(Saved entries)

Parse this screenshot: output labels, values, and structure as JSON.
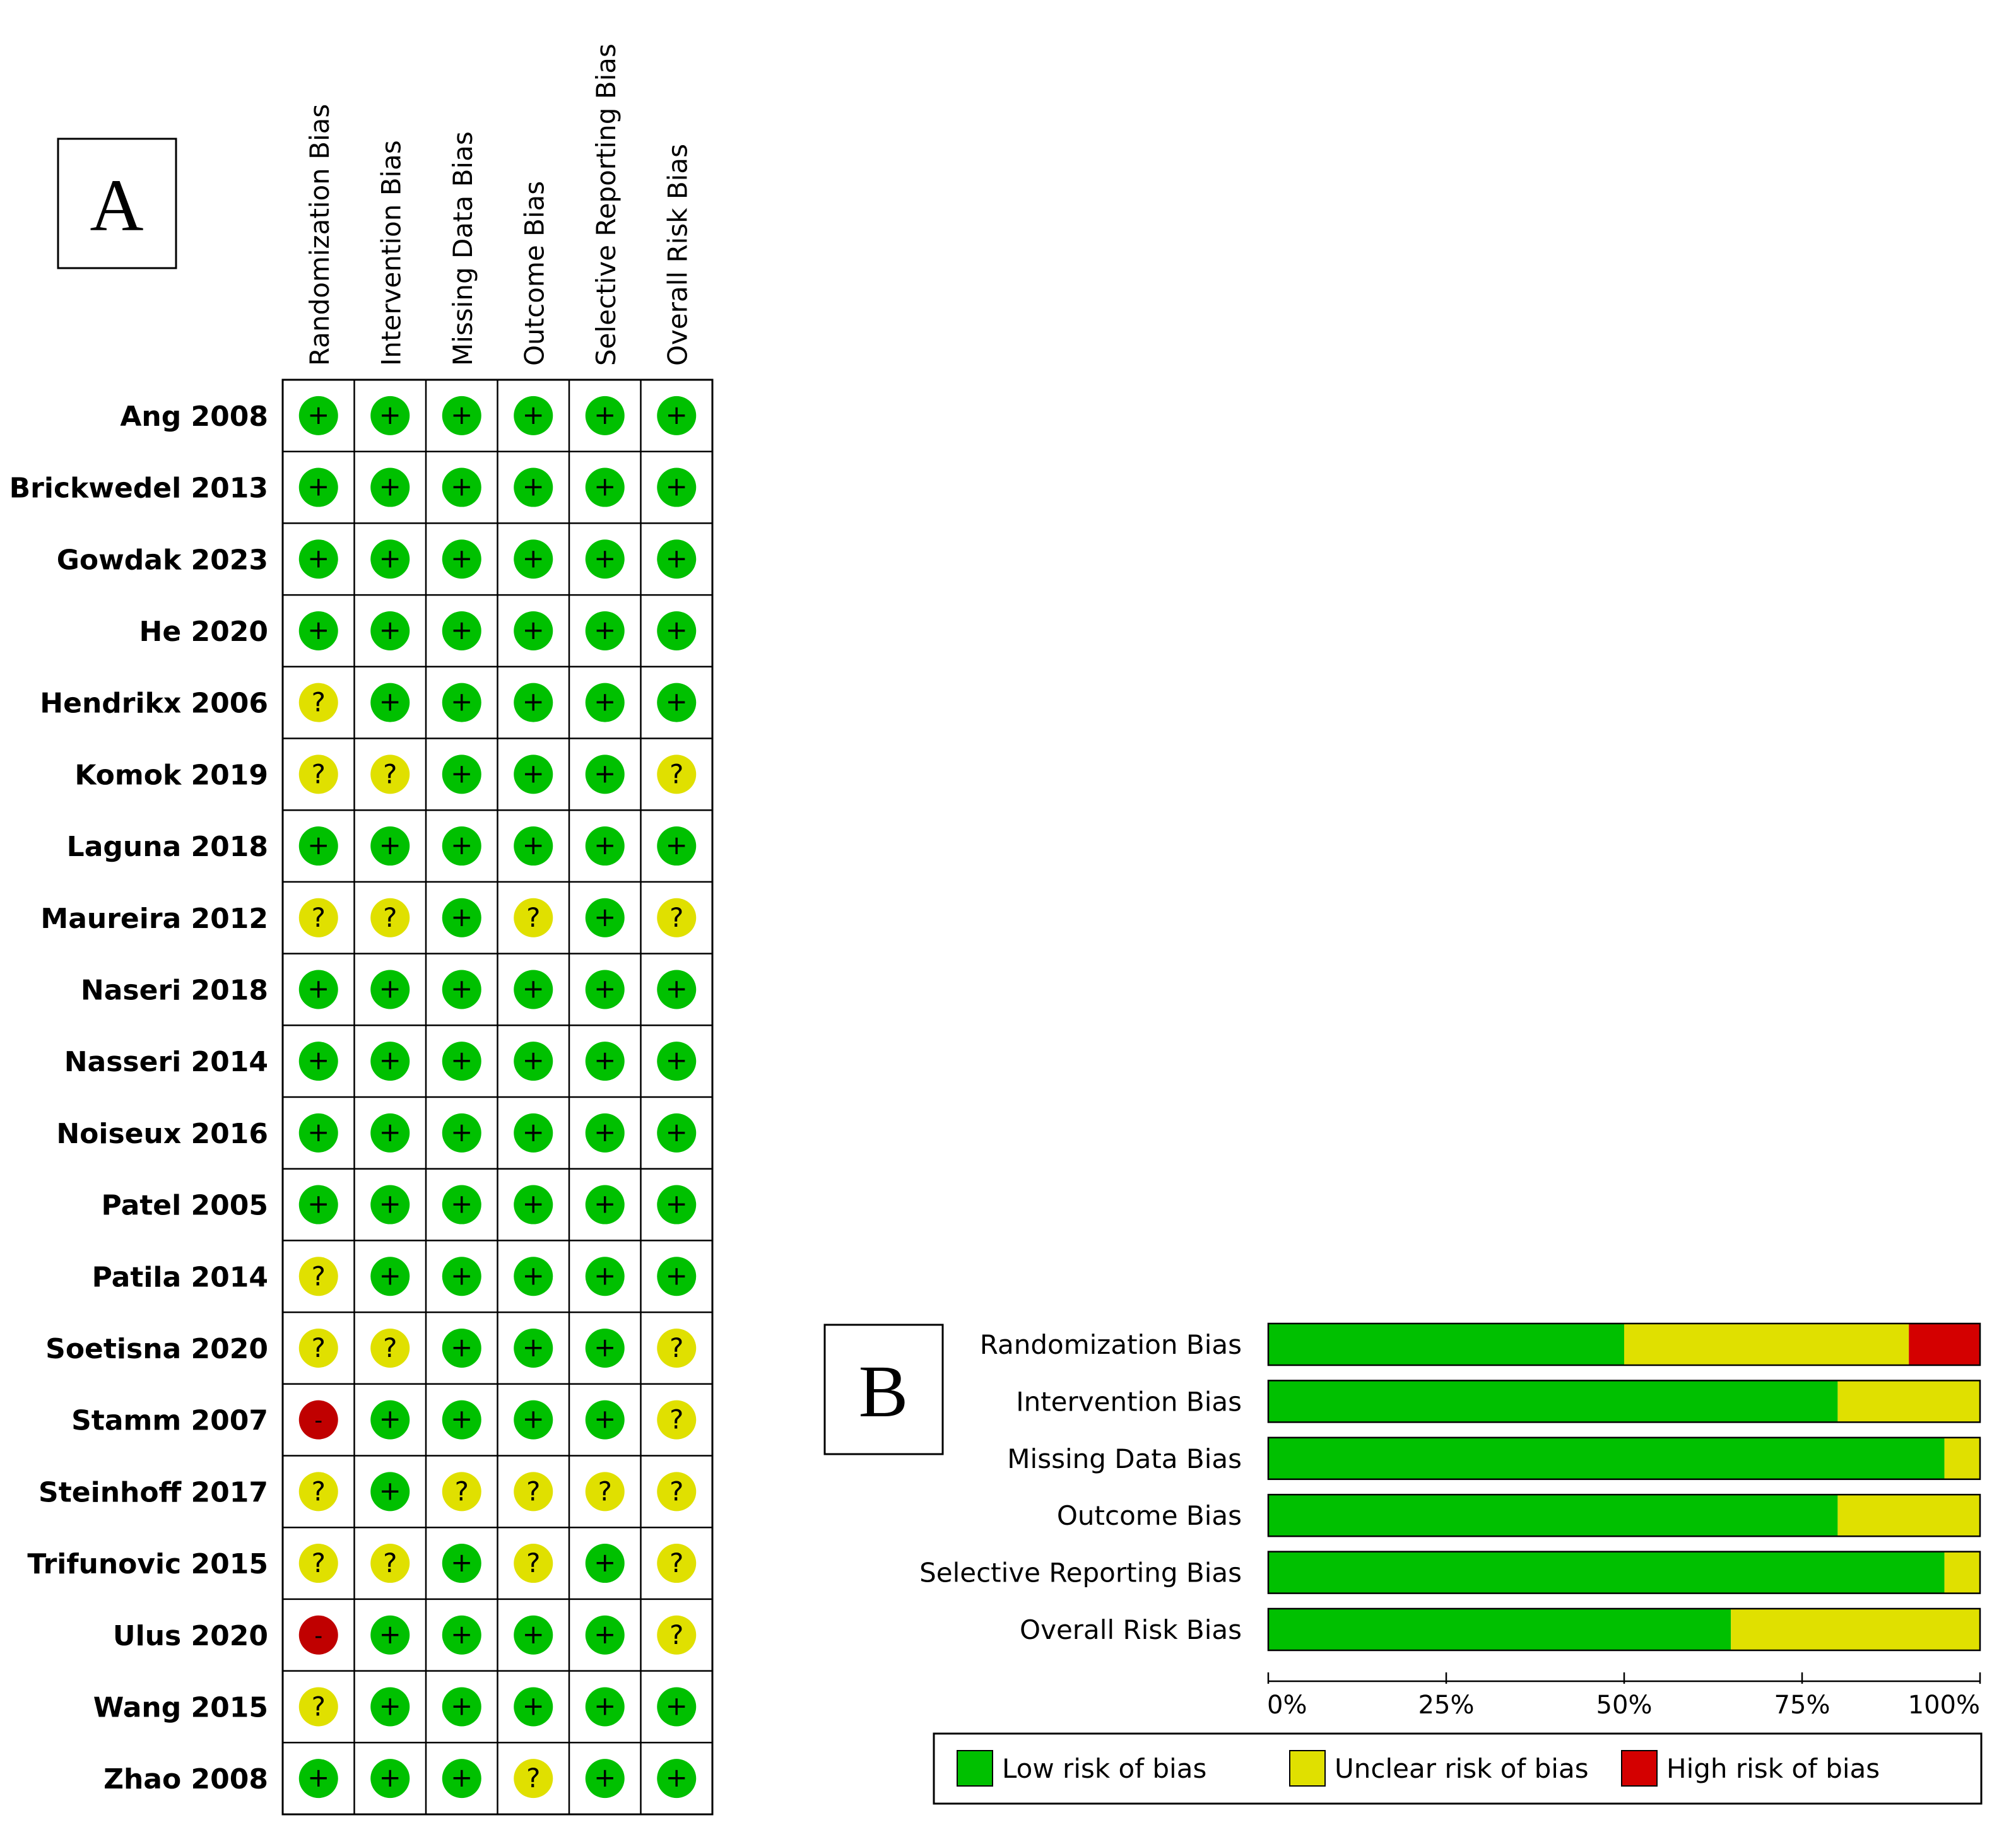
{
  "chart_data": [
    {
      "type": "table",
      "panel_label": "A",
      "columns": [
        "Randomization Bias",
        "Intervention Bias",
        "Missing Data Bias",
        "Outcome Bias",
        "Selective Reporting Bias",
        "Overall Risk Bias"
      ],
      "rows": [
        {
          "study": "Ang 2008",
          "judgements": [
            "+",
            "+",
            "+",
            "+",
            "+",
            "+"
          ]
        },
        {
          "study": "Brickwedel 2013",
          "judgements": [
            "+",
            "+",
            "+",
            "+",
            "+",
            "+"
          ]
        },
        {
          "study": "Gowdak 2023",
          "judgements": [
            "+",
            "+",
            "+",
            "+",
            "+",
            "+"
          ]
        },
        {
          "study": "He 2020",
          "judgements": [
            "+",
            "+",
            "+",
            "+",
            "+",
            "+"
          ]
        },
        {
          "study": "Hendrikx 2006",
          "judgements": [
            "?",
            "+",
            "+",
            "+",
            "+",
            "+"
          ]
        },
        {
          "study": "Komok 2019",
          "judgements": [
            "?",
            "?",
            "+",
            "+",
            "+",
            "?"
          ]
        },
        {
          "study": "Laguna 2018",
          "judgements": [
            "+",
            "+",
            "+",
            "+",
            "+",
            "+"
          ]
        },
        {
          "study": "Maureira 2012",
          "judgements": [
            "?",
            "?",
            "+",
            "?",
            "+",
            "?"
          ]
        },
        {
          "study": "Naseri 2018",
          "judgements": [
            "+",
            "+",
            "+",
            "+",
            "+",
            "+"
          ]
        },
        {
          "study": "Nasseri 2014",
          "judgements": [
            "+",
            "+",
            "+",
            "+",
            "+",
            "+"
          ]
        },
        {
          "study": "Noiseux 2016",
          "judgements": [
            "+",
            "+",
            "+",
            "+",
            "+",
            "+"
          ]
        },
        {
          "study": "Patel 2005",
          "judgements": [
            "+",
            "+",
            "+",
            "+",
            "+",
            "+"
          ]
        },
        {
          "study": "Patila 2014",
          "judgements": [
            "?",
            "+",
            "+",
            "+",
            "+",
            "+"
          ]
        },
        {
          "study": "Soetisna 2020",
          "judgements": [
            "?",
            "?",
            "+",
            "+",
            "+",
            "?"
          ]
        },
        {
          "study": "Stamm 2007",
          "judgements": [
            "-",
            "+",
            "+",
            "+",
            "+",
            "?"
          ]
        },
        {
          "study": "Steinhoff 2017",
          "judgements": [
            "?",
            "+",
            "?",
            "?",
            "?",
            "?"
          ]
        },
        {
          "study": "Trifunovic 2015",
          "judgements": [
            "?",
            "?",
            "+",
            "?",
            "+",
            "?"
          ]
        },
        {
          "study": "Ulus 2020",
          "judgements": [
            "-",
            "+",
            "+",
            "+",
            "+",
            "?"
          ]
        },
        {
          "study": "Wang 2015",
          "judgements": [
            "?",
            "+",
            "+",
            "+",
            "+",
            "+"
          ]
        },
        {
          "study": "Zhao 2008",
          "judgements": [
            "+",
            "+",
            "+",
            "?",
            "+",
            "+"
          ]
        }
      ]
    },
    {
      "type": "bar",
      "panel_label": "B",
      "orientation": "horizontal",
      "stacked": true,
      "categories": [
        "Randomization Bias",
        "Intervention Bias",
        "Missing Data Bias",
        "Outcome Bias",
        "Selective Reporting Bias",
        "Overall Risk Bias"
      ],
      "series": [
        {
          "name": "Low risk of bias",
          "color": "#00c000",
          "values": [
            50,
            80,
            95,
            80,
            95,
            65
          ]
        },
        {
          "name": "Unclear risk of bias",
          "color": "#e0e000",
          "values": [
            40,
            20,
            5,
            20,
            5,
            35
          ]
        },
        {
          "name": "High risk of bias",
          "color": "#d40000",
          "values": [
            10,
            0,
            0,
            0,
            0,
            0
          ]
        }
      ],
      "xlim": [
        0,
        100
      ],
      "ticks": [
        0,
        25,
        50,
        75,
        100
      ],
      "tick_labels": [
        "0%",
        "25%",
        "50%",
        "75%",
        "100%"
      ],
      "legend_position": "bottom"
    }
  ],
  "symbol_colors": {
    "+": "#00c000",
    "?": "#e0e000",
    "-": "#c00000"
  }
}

- Task details -
All the material shown above is to be copied exactly, with no pictures carried over.

- Written response -
Parse this screenshot: output labels, values, and structure as JSON.
{
  "chart_data": [
    {
      "type": "table",
      "panel_label": "A",
      "columns": [
        "Randomization Bias",
        "Intervention Bias",
        "Missing Data Bias",
        "Outcome Bias",
        "Selective Reporting Bias",
        "Overall Risk Bias"
      ],
      "rows": [
        {
          "study": "Ang 2008",
          "judgements": [
            "+",
            "+",
            "+",
            "+",
            "+",
            "+"
          ]
        },
        {
          "study": "Brickwedel 2013",
          "judgements": [
            "+",
            "+",
            "+",
            "+",
            "+",
            "+"
          ]
        },
        {
          "study": "Gowdak 2023",
          "judgements": [
            "+",
            "+",
            "+",
            "+",
            "+",
            "+"
          ]
        },
        {
          "study": "He 2020",
          "judgements": [
            "+",
            "+",
            "+",
            "+",
            "+",
            "+"
          ]
        },
        {
          "study": "Hendrikx 2006",
          "judgements": [
            "?",
            "+",
            "+",
            "+",
            "+",
            "+"
          ]
        },
        {
          "study": "Komok 2019",
          "judgements": [
            "?",
            "?",
            "+",
            "+",
            "+",
            "?"
          ]
        },
        {
          "study": "Laguna 2018",
          "judgements": [
            "+",
            "+",
            "+",
            "+",
            "+",
            "+"
          ]
        },
        {
          "study": "Maureira 2012",
          "judgements": [
            "?",
            "?",
            "+",
            "?",
            "+",
            "?"
          ]
        },
        {
          "study": "Naseri 2018",
          "judgements": [
            "+",
            "+",
            "+",
            "+",
            "+",
            "+"
          ]
        },
        {
          "study": "Nasseri 2014",
          "judgements": [
            "+",
            "+",
            "+",
            "+",
            "+",
            "+"
          ]
        },
        {
          "study": "Noiseux 2016",
          "judgements": [
            "+",
            "+",
            "+",
            "+",
            "+",
            "+"
          ]
        },
        {
          "study": "Patel 2005",
          "judgements": [
            "+",
            "+",
            "+",
            "+",
            "+",
            "+"
          ]
        },
        {
          "study": "Patila 2014",
          "judgements": [
            "?",
            "+",
            "+",
            "+",
            "+",
            "+"
          ]
        },
        {
          "study": "Soetisna 2020",
          "judgements": [
            "?",
            "?",
            "+",
            "+",
            "+",
            "?"
          ]
        },
        {
          "study": "Stamm 2007",
          "judgements": [
            "-",
            "+",
            "+",
            "+",
            "+",
            "?"
          ]
        },
        {
          "study": "Steinhoff 2017",
          "judgements": [
            "?",
            "+",
            "?",
            "?",
            "?",
            "?"
          ]
        },
        {
          "study": "Trifunovic 2015",
          "judgements": [
            "?",
            "?",
            "+",
            "?",
            "+",
            "?"
          ]
        },
        {
          "study": "Ulus 2020",
          "judgements": [
            "-",
            "+",
            "+",
            "+",
            "+",
            "?"
          ]
        },
        {
          "study": "Wang 2015",
          "judgements": [
            "?",
            "+",
            "+",
            "+",
            "+",
            "+"
          ]
        },
        {
          "study": "Zhao 2008",
          "judgements": [
            "+",
            "+",
            "+",
            "?",
            "+",
            "+"
          ]
        }
      ]
    },
    {
      "type": "bar",
      "panel_label": "B",
      "orientation": "horizontal",
      "stacked": true,
      "categories": [
        "Randomization Bias",
        "Intervention Bias",
        "Missing Data Bias",
        "Outcome Bias",
        "Selective Reporting Bias",
        "Overall Risk Bias"
      ],
      "series": [
        {
          "name": "Low risk of bias",
          "color": "#00c000",
          "values": [
            50,
            80,
            95,
            80,
            95,
            65
          ]
        },
        {
          "name": "Unclear risk of bias",
          "color": "#e0e000",
          "values": [
            40,
            20,
            5,
            20,
            5,
            35
          ]
        },
        {
          "name": "High risk of bias",
          "color": "#d40000",
          "values": [
            10,
            0,
            0,
            0,
            0,
            0
          ]
        }
      ],
      "xlim": [
        0,
        100
      ],
      "ticks": [
        0,
        25,
        50,
        75,
        100
      ],
      "tick_labels": [
        "0%",
        "25%",
        "50%",
        "75%",
        "100%"
      ],
      "legend_position": "bottom"
    }
  ],
  "symbol_colors": {
    "+": "#00c000",
    "?": "#e0e000",
    "-": "#c00000"
  }
}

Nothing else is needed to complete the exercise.